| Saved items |

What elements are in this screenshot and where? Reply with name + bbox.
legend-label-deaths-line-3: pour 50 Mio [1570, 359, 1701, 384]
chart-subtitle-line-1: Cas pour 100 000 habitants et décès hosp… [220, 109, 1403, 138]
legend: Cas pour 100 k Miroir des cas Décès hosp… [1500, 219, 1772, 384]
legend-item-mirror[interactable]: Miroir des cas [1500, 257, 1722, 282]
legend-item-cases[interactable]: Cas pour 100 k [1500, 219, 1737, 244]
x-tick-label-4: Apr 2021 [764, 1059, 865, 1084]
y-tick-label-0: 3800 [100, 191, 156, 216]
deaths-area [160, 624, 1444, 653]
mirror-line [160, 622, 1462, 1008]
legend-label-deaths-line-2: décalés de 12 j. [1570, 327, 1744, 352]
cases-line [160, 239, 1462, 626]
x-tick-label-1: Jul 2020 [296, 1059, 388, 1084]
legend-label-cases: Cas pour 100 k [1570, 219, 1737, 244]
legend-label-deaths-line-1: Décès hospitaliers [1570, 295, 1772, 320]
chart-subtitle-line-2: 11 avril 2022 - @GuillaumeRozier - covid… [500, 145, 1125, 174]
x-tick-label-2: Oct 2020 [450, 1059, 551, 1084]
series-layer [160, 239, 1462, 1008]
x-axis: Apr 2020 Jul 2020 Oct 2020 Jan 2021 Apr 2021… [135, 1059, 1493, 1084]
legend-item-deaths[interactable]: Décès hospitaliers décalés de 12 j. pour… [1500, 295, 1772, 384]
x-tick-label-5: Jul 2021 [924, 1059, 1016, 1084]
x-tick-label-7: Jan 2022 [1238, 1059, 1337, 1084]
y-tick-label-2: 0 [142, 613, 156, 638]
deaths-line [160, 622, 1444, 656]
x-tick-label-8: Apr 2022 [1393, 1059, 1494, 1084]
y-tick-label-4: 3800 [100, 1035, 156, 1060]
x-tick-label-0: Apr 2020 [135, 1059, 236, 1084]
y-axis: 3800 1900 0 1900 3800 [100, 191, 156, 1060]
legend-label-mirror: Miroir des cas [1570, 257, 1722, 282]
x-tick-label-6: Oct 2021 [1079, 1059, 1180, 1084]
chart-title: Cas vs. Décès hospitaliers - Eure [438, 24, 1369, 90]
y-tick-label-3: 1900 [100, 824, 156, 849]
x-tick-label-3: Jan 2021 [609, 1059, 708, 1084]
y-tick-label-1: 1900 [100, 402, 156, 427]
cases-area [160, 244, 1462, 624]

| EXERCISE PROMPT |
Repeat every one of the lines above word for word, with nothing changed.

| SOLUTION FOR THIS EXERCISE |
What elements are in this screenshot and where? Reply with name + bbox.
legend-label-deaths-line-3: pour 50 Mio [1570, 359, 1701, 384]
chart-subtitle-line-1: Cas pour 100 000 habitants et décès hosp… [220, 109, 1403, 138]
legend: Cas pour 100 k Miroir des cas Décès hosp… [1500, 219, 1772, 384]
legend-item-mirror[interactable]: Miroir des cas [1500, 257, 1722, 282]
legend-item-cases[interactable]: Cas pour 100 k [1500, 219, 1737, 244]
x-tick-label-4: Apr 2021 [764, 1059, 865, 1084]
y-tick-label-0: 3800 [100, 191, 156, 216]
deaths-area [160, 624, 1444, 653]
mirror-line [160, 622, 1462, 1008]
legend-label-deaths-line-2: décalés de 12 j. [1570, 327, 1744, 352]
cases-line [160, 239, 1462, 626]
x-tick-label-1: Jul 2020 [296, 1059, 388, 1084]
legend-label-cases: Cas pour 100 k [1570, 219, 1737, 244]
legend-label-deaths-line-1: Décès hospitaliers [1570, 295, 1772, 320]
chart-subtitle-line-2: 11 avril 2022 - @GuillaumeRozier - covid… [500, 145, 1125, 174]
x-tick-label-2: Oct 2020 [450, 1059, 551, 1084]
series-layer [160, 239, 1462, 1008]
x-axis: Apr 2020 Jul 2020 Oct 2020 Jan 2021 Apr 2021… [135, 1059, 1493, 1084]
legend-item-deaths[interactable]: Décès hospitaliers décalés de 12 j. pour… [1500, 295, 1772, 384]
x-tick-label-5: Jul 2021 [924, 1059, 1016, 1084]
x-tick-label-7: Jan 2022 [1238, 1059, 1337, 1084]
y-tick-label-2: 0 [142, 613, 156, 638]
deaths-line [160, 622, 1444, 656]
x-tick-label-8: Apr 2022 [1393, 1059, 1494, 1084]
y-tick-label-4: 3800 [100, 1035, 156, 1060]
x-tick-label-0: Apr 2020 [135, 1059, 236, 1084]
y-axis: 3800 1900 0 1900 3800 [100, 191, 156, 1060]
legend-label-mirror: Miroir des cas [1570, 257, 1722, 282]
x-tick-label-6: Oct 2021 [1079, 1059, 1180, 1084]
chart-title: Cas vs. Décès hospitaliers - Eure [438, 24, 1369, 90]
y-tick-label-3: 1900 [100, 824, 156, 849]
x-tick-label-3: Jan 2021 [609, 1059, 708, 1084]
y-tick-label-1: 1900 [100, 402, 156, 427]
cases-area [160, 244, 1462, 624]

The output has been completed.